-- УСЛОВИЕ ЗАДАНИЯ --
Какая дата указана в выбранном фрагменте для встречи Э. с Джойсом в парижской квартире писателя?

-- ВЫБРАННЫЙ ФРАГМЕНТ --
--------------------
1929: Э. обдумывает проект экранизации «Капитала» Маркса и предполагает, что ее форма и язык должны быть основаны на приемах Джойса. При встрече Э. со Сталиным проект был описан последнему и отвергнут им со словами: «Это не наша задача».
1929: работая над статьей «Как делается пафос», Э. включает туда характеристику творчества Джойса (статья осталась неопубликованной).
1929, 30 ноября: встреча с Джойсом в его парижской квартире. Они беседуют, гость слушает пластинку с авторским чтением «Анны Ливии Плюрабелль». «Нового встреча вносит немного», – заключает Э. в мемуарах свой рассказ о событии.
Там же он отмечает момент некоего абсурда: в беседе Джойс «с жаром просил меня непременно показать ему мои фильмы» – но после беседы Э. заметил, что писатель – на грани слепоты.
Вопреки словам Э., его биограф находит, что встреча принесла многое:
«Встреча с Джойсом в Париже натолкнула на новую… цепь мыслей – теорию внутреннего монолога… Идея внутреннего монолога, судя по мемуарным записям Э., возникла у него в связи с намерением экранизировать роман Джойса „Улисс“» (Юренев Р. Сергей Эйзенштейн. М., 1985. Т. 1. С. 251, 287).
1930: Э. делает в Голливуде сценарий и монтажные наброски по «Американской трагедии» Драйзера: прямое и сознательное использование техники Джойса в кинопрактике.
1932: в статье «Одолжайтесь!» Э. резюмирует свой взгляд на Джойса и свой опыт применения его техники.
1933: набросок статьи «Гоголь, Джойс и МММ» (последнее – название комедии, над которой он тогда работал).
--------------------
-- ИСХОДНЫЕ ДАННЫЕ --
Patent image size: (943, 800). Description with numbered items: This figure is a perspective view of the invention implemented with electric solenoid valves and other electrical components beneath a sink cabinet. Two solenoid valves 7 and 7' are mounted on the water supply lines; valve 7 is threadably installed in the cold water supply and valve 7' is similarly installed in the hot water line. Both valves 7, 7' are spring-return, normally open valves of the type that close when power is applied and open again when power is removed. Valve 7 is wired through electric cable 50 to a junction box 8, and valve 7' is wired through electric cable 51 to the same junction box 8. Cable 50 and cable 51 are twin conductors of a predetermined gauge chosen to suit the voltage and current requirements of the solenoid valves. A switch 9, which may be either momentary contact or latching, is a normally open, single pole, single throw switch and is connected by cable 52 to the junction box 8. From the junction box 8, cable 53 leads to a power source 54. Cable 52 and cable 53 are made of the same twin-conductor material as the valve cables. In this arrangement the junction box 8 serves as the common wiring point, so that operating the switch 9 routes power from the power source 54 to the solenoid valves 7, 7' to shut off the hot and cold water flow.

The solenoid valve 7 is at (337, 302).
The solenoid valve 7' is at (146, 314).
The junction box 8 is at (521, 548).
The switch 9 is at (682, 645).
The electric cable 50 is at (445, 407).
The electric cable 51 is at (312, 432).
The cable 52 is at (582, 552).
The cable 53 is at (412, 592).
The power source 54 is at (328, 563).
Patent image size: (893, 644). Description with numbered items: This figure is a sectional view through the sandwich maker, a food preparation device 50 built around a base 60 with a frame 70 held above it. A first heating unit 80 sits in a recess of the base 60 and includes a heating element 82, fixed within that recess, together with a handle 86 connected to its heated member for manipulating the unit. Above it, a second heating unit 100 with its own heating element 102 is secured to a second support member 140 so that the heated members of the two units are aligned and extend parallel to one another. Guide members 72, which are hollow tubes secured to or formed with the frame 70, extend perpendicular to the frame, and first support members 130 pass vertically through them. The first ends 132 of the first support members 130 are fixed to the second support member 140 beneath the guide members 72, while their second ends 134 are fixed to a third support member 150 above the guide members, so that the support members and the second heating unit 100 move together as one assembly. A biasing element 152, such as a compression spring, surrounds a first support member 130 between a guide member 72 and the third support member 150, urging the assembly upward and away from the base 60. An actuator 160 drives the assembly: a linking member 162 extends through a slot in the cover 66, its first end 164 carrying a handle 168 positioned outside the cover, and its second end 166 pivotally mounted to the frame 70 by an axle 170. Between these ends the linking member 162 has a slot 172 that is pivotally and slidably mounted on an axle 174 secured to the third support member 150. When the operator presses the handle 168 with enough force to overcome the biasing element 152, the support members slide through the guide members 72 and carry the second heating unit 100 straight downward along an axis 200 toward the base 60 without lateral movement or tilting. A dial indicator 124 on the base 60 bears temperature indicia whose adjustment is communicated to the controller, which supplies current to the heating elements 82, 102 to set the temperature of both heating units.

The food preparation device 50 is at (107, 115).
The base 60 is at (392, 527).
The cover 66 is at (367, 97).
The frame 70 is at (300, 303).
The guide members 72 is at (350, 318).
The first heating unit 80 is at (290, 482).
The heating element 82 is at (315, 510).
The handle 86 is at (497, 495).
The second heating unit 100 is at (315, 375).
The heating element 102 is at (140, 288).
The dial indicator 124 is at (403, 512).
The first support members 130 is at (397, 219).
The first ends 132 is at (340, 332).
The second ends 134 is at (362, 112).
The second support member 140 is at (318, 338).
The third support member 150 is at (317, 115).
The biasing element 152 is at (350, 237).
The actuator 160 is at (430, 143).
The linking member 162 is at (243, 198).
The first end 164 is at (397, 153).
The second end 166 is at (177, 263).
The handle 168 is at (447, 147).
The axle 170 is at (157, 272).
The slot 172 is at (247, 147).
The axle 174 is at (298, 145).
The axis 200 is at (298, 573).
--------------------
-- РЕШЕНИЕ ЗАДАНИЯ --
30 ноября 1929 года.